◆ GIVEN TASK
Take each line containing the word "screenshot" and copy it.

┏━━

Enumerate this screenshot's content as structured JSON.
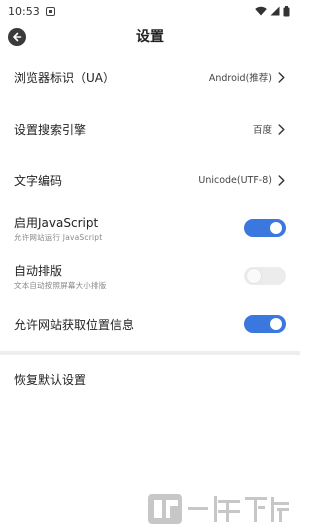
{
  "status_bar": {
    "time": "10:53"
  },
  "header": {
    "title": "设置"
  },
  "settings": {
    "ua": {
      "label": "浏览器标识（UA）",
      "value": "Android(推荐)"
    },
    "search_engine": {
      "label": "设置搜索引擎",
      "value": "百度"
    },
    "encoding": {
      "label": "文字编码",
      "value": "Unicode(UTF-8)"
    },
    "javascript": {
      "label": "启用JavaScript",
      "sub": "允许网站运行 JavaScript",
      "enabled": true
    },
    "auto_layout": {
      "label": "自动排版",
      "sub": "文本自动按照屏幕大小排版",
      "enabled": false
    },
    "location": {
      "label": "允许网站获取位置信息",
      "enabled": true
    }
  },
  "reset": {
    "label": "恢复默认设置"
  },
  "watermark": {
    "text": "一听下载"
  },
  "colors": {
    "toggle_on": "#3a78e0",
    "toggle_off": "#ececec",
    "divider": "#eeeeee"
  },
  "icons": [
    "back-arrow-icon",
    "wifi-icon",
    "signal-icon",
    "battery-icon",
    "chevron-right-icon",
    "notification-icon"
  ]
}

┗━━
┏━━

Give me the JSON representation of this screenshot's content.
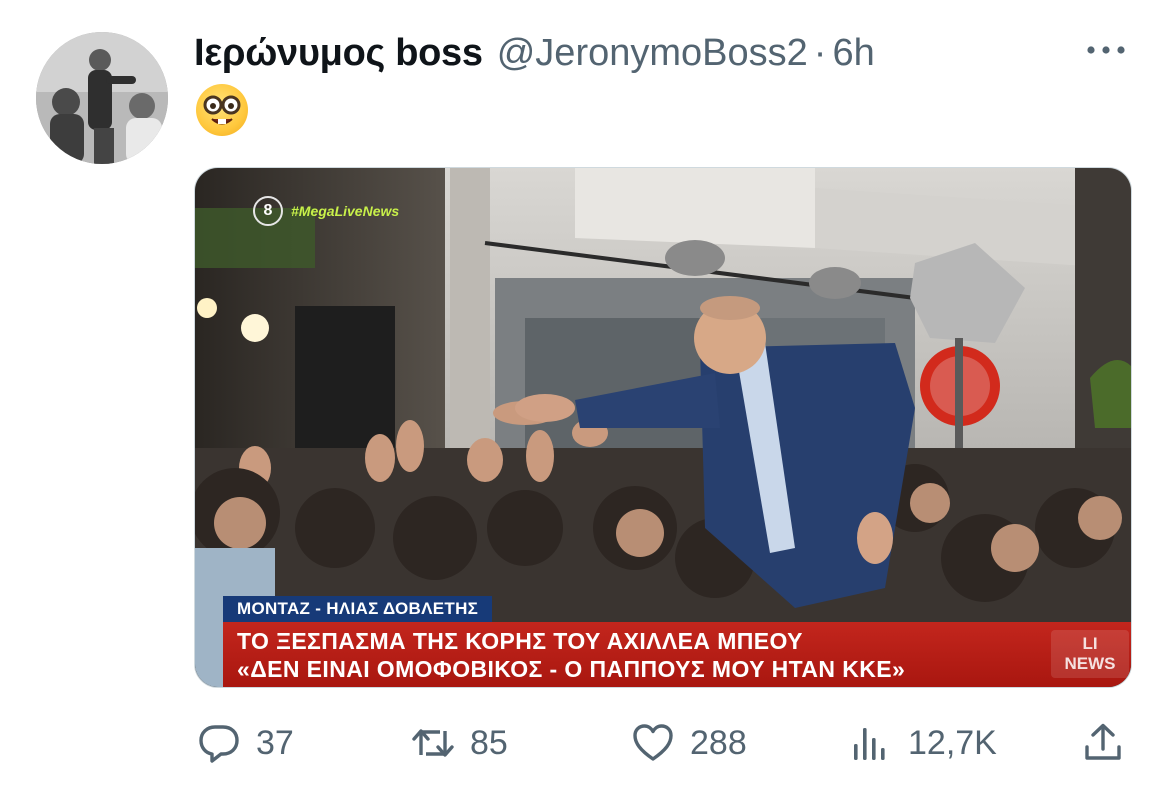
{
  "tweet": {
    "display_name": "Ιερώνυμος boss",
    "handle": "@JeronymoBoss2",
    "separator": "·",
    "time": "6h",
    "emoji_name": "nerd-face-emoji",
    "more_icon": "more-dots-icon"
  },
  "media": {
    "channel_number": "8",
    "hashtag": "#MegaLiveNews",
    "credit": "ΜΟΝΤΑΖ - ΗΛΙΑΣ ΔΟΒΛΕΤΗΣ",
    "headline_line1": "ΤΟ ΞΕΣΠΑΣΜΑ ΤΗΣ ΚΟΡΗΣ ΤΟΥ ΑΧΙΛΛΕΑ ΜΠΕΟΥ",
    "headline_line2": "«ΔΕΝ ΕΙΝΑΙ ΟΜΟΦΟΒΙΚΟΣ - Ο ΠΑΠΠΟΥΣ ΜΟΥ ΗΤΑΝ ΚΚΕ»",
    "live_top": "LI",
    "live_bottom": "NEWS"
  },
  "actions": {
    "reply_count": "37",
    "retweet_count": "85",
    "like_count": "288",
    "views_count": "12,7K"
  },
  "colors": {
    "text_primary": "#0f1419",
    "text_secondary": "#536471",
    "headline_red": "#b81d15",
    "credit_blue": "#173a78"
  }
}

┗━━

◆ SOLUTION TO THE EXERCISE
Enumerate this screenshot's content as structured JSON.
Give me the JSON representation of this screenshot's content.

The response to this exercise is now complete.